Below are some records; work out how many of their lines contain "must" and give the number only.

● ● ● ●

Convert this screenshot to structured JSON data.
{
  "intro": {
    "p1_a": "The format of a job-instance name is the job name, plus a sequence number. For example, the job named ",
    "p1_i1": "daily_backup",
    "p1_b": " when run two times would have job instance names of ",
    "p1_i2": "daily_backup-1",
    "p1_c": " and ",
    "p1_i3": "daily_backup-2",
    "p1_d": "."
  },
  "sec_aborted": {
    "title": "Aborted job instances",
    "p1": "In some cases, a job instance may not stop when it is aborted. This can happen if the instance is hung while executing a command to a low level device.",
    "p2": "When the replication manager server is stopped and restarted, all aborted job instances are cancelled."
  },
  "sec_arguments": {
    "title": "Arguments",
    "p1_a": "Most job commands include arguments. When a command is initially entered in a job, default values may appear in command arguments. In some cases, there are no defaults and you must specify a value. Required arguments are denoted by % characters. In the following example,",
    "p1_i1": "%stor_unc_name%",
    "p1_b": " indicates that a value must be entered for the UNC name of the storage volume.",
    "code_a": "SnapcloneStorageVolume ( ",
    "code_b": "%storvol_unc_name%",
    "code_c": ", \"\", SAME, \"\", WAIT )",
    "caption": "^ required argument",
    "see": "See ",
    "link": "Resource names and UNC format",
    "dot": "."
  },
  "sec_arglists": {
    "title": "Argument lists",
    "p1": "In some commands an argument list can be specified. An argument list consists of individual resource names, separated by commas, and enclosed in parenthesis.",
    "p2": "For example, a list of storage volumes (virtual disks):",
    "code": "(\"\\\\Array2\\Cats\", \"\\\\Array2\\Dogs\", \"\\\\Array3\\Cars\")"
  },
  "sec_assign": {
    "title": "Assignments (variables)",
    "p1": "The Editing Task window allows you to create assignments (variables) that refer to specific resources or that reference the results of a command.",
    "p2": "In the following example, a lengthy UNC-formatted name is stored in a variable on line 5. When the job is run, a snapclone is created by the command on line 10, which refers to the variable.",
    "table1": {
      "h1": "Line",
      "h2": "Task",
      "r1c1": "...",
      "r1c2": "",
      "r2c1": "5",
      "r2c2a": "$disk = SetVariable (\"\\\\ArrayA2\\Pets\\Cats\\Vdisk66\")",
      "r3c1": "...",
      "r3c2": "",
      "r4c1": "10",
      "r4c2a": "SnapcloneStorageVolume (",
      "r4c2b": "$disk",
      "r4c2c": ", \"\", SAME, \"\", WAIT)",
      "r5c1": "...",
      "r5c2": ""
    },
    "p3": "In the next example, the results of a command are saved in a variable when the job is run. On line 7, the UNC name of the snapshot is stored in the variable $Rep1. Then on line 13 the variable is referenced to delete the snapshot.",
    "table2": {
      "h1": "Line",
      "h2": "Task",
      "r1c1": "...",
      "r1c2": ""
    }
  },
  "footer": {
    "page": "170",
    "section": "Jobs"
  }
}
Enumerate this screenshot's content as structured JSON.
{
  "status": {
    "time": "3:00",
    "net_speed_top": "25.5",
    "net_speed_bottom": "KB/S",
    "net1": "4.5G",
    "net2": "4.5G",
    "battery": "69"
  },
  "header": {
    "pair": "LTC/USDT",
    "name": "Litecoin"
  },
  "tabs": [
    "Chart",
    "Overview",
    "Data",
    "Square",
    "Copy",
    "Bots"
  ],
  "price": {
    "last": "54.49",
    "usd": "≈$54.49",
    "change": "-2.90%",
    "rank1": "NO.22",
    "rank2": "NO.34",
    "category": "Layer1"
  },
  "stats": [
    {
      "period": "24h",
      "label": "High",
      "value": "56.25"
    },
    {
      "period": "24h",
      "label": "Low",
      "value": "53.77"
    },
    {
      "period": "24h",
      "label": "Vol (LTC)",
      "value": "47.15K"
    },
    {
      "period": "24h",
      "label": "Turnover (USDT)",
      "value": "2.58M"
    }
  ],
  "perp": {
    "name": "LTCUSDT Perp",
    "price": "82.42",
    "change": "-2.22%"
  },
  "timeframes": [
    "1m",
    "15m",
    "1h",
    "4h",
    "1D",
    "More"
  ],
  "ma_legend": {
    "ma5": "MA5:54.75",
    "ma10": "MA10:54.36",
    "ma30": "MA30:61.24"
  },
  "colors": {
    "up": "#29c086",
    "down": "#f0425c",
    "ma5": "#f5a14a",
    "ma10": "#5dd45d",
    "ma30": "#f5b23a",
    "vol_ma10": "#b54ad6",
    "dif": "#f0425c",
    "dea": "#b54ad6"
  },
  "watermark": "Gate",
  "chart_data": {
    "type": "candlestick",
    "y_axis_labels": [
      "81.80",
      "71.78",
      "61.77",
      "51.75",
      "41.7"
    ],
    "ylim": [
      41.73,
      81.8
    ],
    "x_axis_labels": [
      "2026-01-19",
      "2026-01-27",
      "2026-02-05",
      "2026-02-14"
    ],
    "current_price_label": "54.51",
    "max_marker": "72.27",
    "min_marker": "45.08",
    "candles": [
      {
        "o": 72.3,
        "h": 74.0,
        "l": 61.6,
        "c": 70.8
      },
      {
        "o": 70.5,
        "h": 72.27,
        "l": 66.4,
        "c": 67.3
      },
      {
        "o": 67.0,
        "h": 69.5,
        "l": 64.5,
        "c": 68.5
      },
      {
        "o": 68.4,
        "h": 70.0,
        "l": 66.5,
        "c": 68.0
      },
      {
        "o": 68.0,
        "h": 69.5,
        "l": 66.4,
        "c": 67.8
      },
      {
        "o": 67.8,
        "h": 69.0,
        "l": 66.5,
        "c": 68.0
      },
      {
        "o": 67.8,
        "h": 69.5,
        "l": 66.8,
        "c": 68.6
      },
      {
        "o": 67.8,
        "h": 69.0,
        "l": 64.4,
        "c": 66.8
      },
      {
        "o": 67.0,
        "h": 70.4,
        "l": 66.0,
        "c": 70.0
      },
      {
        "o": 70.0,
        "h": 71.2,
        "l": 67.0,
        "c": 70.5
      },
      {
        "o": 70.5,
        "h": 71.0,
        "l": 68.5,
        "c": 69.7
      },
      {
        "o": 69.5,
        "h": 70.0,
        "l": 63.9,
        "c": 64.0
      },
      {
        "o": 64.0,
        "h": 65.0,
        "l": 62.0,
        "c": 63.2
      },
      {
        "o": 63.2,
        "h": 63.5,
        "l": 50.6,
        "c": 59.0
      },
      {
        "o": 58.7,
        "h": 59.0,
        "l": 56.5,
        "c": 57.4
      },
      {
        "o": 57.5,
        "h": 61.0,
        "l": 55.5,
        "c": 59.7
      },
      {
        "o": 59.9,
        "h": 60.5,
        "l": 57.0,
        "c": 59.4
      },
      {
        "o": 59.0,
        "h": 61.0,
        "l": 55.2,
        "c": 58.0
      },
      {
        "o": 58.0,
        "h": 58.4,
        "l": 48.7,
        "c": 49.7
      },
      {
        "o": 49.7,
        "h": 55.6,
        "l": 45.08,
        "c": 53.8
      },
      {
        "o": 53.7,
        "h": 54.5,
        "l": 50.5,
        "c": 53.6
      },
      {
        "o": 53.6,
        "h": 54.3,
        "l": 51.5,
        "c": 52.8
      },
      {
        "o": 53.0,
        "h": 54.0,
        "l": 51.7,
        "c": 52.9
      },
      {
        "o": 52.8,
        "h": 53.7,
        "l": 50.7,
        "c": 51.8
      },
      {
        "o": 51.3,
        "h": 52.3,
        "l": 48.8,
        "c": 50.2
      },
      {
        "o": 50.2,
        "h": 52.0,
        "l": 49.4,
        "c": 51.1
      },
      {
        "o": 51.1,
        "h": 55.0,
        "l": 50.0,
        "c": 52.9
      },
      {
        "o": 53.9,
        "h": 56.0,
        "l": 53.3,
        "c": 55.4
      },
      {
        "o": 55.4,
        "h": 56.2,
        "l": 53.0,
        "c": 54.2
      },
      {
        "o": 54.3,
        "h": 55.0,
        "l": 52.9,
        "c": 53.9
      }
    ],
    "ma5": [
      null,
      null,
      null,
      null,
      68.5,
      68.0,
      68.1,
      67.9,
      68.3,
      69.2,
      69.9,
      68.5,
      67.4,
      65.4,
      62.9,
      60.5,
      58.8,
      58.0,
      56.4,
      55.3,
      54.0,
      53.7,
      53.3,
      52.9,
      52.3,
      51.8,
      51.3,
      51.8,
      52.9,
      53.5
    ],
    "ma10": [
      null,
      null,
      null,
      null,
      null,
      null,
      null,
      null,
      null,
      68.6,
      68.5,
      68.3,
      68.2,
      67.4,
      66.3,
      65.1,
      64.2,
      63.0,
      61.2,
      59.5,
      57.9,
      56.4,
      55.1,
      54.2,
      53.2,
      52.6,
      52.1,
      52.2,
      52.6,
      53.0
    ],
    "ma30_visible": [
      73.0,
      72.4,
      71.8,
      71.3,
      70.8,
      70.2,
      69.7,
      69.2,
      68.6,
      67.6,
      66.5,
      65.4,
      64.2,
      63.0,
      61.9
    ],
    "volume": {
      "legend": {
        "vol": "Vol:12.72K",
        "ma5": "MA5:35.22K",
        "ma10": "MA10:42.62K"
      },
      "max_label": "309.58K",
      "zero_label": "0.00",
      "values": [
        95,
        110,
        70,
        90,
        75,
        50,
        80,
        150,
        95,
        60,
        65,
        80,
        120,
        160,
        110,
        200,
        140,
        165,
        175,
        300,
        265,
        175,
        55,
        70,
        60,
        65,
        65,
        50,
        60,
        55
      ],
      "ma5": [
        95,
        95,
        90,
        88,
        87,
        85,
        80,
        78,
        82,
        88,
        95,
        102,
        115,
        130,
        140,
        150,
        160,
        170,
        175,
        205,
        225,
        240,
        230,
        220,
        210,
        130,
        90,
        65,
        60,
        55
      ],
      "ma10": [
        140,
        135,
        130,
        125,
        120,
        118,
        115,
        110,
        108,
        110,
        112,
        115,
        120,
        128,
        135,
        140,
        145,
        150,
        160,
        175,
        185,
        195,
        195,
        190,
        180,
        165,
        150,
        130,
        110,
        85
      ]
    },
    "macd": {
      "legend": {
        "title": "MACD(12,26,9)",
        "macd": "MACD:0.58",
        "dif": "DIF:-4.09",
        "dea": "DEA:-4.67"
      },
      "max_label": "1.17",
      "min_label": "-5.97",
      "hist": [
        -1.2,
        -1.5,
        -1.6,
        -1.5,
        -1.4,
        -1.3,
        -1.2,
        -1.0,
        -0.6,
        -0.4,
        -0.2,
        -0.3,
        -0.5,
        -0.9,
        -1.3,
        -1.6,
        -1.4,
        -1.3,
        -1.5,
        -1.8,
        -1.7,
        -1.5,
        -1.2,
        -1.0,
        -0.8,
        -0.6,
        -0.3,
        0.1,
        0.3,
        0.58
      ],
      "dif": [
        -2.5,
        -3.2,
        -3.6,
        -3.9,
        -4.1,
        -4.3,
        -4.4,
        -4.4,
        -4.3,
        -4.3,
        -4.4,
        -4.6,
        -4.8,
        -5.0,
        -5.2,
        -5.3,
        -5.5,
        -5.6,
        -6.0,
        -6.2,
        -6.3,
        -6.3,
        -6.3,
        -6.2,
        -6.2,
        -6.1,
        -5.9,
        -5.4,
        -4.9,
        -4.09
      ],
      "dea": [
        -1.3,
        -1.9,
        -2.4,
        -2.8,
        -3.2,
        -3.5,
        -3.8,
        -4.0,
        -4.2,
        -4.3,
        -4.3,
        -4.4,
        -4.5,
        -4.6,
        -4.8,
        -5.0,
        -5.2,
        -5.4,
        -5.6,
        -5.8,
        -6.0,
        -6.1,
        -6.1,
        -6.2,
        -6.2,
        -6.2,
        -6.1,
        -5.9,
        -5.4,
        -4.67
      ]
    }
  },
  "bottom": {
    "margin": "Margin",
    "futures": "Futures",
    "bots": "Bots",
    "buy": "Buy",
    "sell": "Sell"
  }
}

● ● ● ●

Answer in full: 2